» **LISTED RECORDS**

▽

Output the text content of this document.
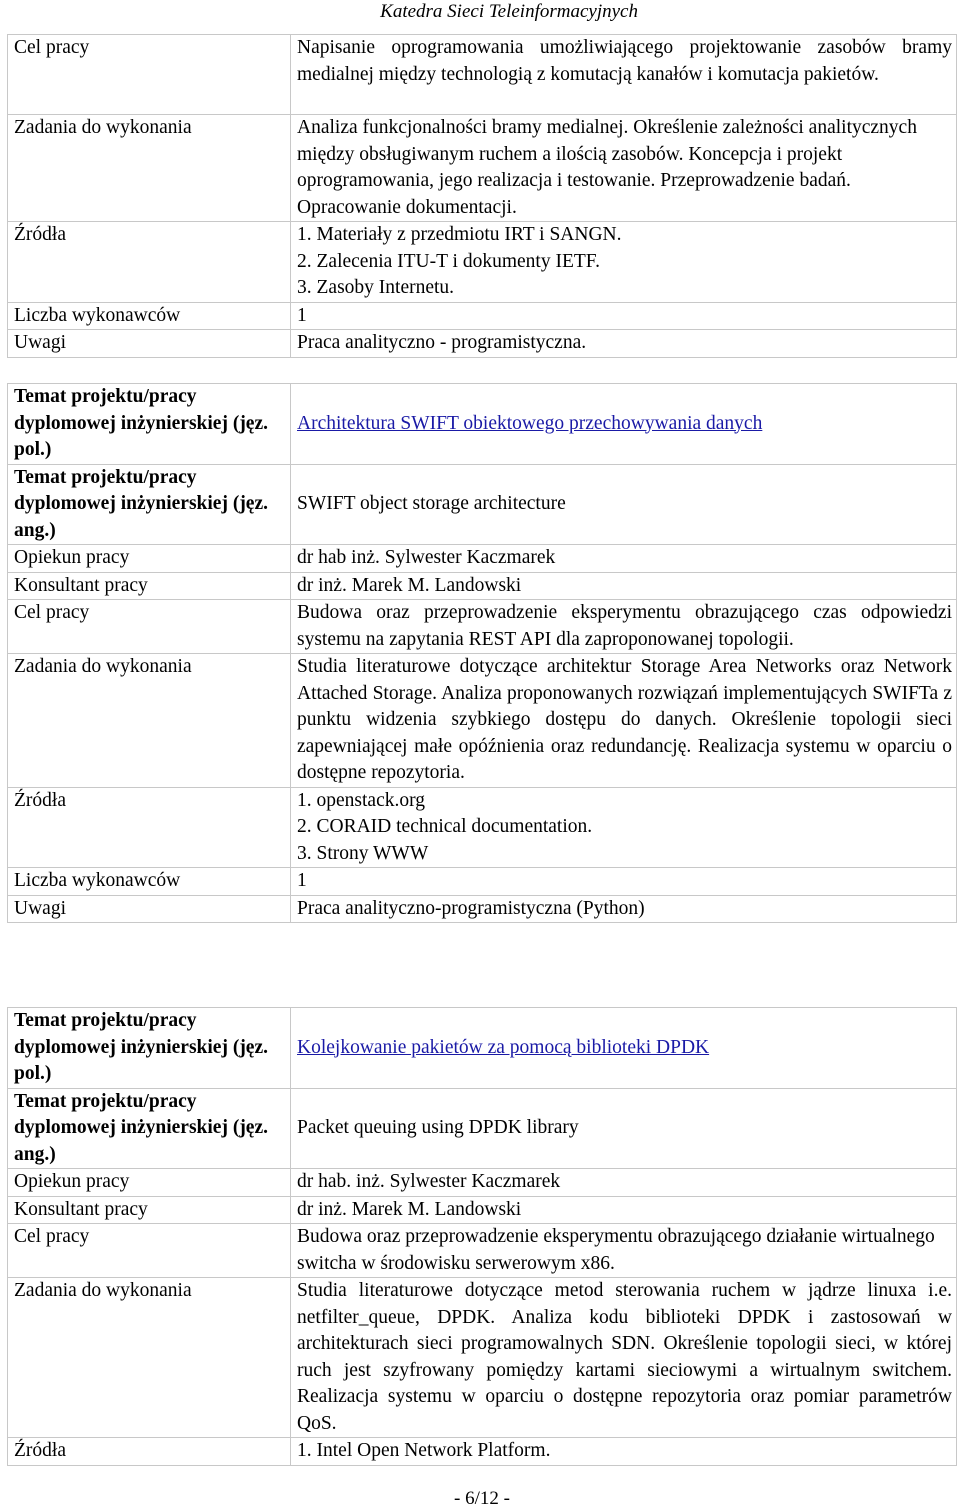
Katedra Sieci Teleinformacyjnych
Cel pracy	Napisanie oprogramowania umożliwiającego projektowanie zasobów bramy medialnej między technologią z komutacją kanałów i komutacja pakietów.
Zadania do wykonania	Analiza funkcjonalności bramy medialnej. Określenie zależności analitycznych między obsługiwanym ruchem a ilością zasobów. Koncepcja i projekt oprogramowania, jego realizacja i testowanie. Przeprowadzenie badań. Opracowanie dokumentacji.
Źródła	1. Materiały z przedmiotu IRT i SANGN.
2. Zalecenia ITU-T i dokumenty IETF.
3. Zasoby Internetu.

Liczba wykonawców	1
Uwagi	Praca analityczno - programistyczna.
Temat projektu/pracy dyplomowej inżynierskiej (jęz. pol.)	Architektura SWIFT obiektowego przechowywania danych
Temat projektu/pracy dyplomowej inżynierskiej (jęz. ang.)	SWIFT object storage architecture
Opiekun pracy	dr hab inż. Sylwester Kaczmarek
Konsultant pracy	dr inż. Marek M. Landowski
Cel pracy	Budowa oraz przeprowadzenie eksperymentu obrazującego czas odpowiedzi systemu na zapytania REST API dla zaproponowanej topologii.
Zadania do wykonania	Studia literaturowe dotyczące architektur Storage Area Networks oraz Network Attached Storage. Analiza proponowanych rozwiązań implementujących SWIFTa z punktu widzenia szybkiego dostępu do danych. Określenie topologii sieci zapewniającej małe opóźnienia oraz redundancję. Realizacja systemu w oparciu o dostępne repozytoria.
Źródła	1. openstack.org
2. CORAID technical documentation.
3. Strony WWW

Liczba wykonawców	1
Uwagi	Praca analityczno-programistyczna (Python)
Temat projektu/pracy dyplomowej inżynierskiej (jęz. pol.)	Kolejkowanie pakietów za pomocą biblioteki DPDK
Temat projektu/pracy dyplomowej inżynierskiej (jęz. ang.)	Packet queuing using DPDK library
Opiekun pracy	dr hab. inż. Sylwester Kaczmarek
Konsultant pracy	dr inż. Marek M. Landowski
Cel pracy	Budowa oraz przeprowadzenie eksperymentu obrazującego działanie wirtualnego switcha w środowisku serwerowym x86.
Zadania do wykonania	Studia literaturowe dotyczące metod sterowania ruchem w jądrze linuxa i.e. netfilter_queue, DPDK. Analiza kodu biblioteki DPDK i zastosowań w architekturach sieci programowalnych SDN. Określenie topologii sieci, w której ruch jest szyfrowany pomiędzy kartami sieciowymi a wirtualnym switchem. Realizacja systemu w oparciu o dostępne repozytoria oraz pomiar parametrów QoS.
Źródła	1. Intel Open Network Platform.
- 6/12 -
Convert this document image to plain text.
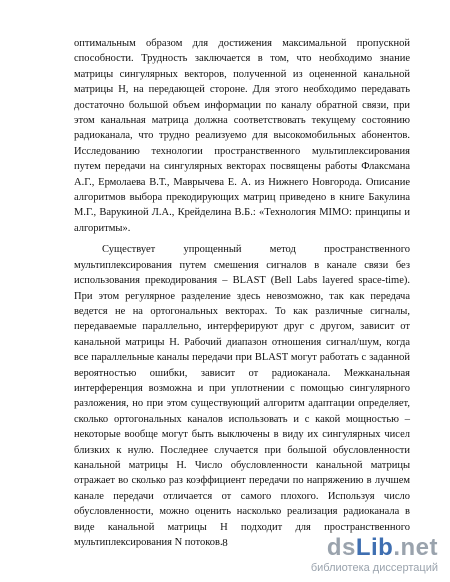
оптимальным образом для достижения максимальной пропускной способности. Трудность заключается в том, что необходимо знание матрицы сингулярных векторов, полученной из оцененной канальной матрицы H, на передающей стороне. Для этого необходимо передавать достаточно большой объем информации по каналу обратной связи, при этом канальная матрица должна соответствовать текущему состоянию радиоканала, что трудно реализуемо для высокомобильных абонентов. Исследованию технологии пространственного мультиплексирования путем передачи на сингулярных векторах посвящены работы Флаксмана А.Г., Ермолаева В.Т., Маврычева Е. А. из Нижнего Новгорода. Описание алгоритмов выбора прекодирующих матриц приведено в книге Бакулина М.Г., Варукиной Л.А., Крейделина В.Б.: «Технология MIMO: принципы и алгоритмы».

Существует упрощенный метод пространственного мультиплексирования путем смешения сигналов в канале связи без использования прекодирования – BLAST (Bell Labs layered space-time). При этом регулярное разделение здесь невозможно, так как передача ведется не на ортогональных векторах. То как различные сигналы, передаваемые параллельно, интерферируют друг с другом, зависит от канальной матрицы H. Рабочий диапазон отношения сигнал/шум, когда все параллельные каналы передачи при BLAST могут работать с заданной вероятностью ошибки, зависит от радиоканала. Межканальная интерференция возможна и при уплотнении с помощью сингулярного разложения, но при этом существующий алгоритм адаптации определяет, сколько ортогональных каналов использовать и с какой мощностью – некоторые вообще могут быть выключены в виду их сингулярных чисел близких к нулю. Последнее случается при большой обусловленности канальной матрицы H. Число обусловленности канальной матрицы отражает во сколько раз коэффициент передачи по напряжению в лучшем канале передачи отличается от самого плохого. Используя число обусловленности, можно оценить насколько реализация радиоканала в виде канальной матрицы H подходит для пространственного мультиплексирования N потоков. 8	dsLib.net
библиотека диссертаций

△

» **THE REQUEST**
Output the full set of records above without changing a word, and drop the images.

» **FINISHED ANSWER**
Output the text content of this document.
Katedra Sieci Teleinformacyjnych
Cel pracy	Napisanie oprogramowania umożliwiającego projektowanie zasobów bramy medialnej między technologią z komutacją kanałów i komutacja pakietów.
Zadania do wykonania	Analiza funkcjonalności bramy medialnej. Określenie zależności analitycznych między obsługiwanym ruchem a ilością zasobów. Koncepcja i projekt oprogramowania, jego realizacja i testowanie. Przeprowadzenie badań. Opracowanie dokumentacji.
Źródła	1. Materiały z przedmiotu IRT i SANGN.
2. Zalecenia ITU-T i dokumenty IETF.
3. Zasoby Internetu.

Liczba wykonawców	1
Uwagi	Praca analityczno - programistyczna.
Temat projektu/pracy dyplomowej inżynierskiej (jęz. pol.)	Architektura SWIFT obiektowego przechowywania danych
Temat projektu/pracy dyplomowej inżynierskiej (jęz. ang.)	SWIFT object storage architecture
Opiekun pracy	dr hab inż. Sylwester Kaczmarek
Konsultant pracy	dr inż. Marek M. Landowski
Cel pracy	Budowa oraz przeprowadzenie eksperymentu obrazującego czas odpowiedzi systemu na zapytania REST API dla zaproponowanej topologii.
Zadania do wykonania	Studia literaturowe dotyczące architektur Storage Area Networks oraz Network Attached Storage. Analiza proponowanych rozwiązań implementujących SWIFTa z punktu widzenia szybkiego dostępu do danych. Określenie topologii sieci zapewniającej małe opóźnienia oraz redundancję. Realizacja systemu w oparciu o dostępne repozytoria.
Źródła	1. openstack.org
2. CORAID technical documentation.
3. Strony WWW

Liczba wykonawców	1
Uwagi	Praca analityczno-programistyczna (Python)
Temat projektu/pracy dyplomowej inżynierskiej (jęz. pol.)	Kolejkowanie pakietów za pomocą biblioteki DPDK
Temat projektu/pracy dyplomowej inżynierskiej (jęz. ang.)	Packet queuing using DPDK library
Opiekun pracy	dr hab. inż. Sylwester Kaczmarek
Konsultant pracy	dr inż. Marek M. Landowski
Cel pracy	Budowa oraz przeprowadzenie eksperymentu obrazującego działanie wirtualnego switcha w środowisku serwerowym x86.
Zadania do wykonania	Studia literaturowe dotyczące metod sterowania ruchem w jądrze linuxa i.e. netfilter_queue, DPDK. Analiza kodu biblioteki DPDK i zastosowań w architekturach sieci programowalnych SDN. Określenie topologii sieci, w której ruch jest szyfrowany pomiędzy kartami sieciowymi a wirtualnym switchem. Realizacja systemu w oparciu o dostępne repozytoria oraz pomiar parametrów QoS.
Źródła	1. Intel Open Network Platform.
- 6/12 -
Convert this document image to plain text.
оптимальным образом для достижения максимальной пропускной способности. Трудность заключается в том, что необходимо знание матрицы сингулярных векторов, полученной из оцененной канальной матрицы H, на передающей стороне. Для этого необходимо передавать достаточно большой объем информации по каналу обратной связи, при этом канальная матрица должна соответствовать текущему состоянию радиоканала, что трудно реализуемо для высокомобильных абонентов. Исследованию технологии пространственного мультиплексирования путем передачи на сингулярных векторах посвящены работы Флаксмана А.Г., Ермолаева В.Т., Маврычева Е. А. из Нижнего Новгорода. Описание алгоритмов выбора прекодирующих матриц приведено в книге Бакулина М.Г., Варукиной Л.А., Крейделина В.Б.: «Технология MIMO: принципы и алгоритмы».

Существует упрощенный метод пространственного мультиплексирования путем смешения сигналов в канале связи без использования прекодирования – BLAST (Bell Labs layered space-time). При этом регулярное разделение здесь невозможно, так как передача ведется не на ортогональных векторах. То как различные сигналы, передаваемые параллельно, интерферируют друг с другом, зависит от канальной матрицы H. Рабочий диапазон отношения сигнал/шум, когда все параллельные каналы передачи при BLAST могут работать с заданной вероятностью ошибки, зависит от радиоканала. Межканальная интерференция возможна и при уплотнении с помощью сингулярного разложения, но при этом существующий алгоритм адаптации определяет, сколько ортогональных каналов использовать и с какой мощностью – некоторые вообще могут быть выключены в виду их сингулярных чисел близких к нулю. Последнее случается при большой обусловленности канальной матрицы H. Число обусловленности канальной матрицы отражает во сколько раз коэффициент передачи по напряжению в лучшем канале передачи отличается от самого плохого. Используя число обусловленности, можно оценить насколько реализация радиоканала в виде канальной матрицы H подходит для пространственного мультиплексирования N потоков. 8	dsLib.net
библиотека диссертаций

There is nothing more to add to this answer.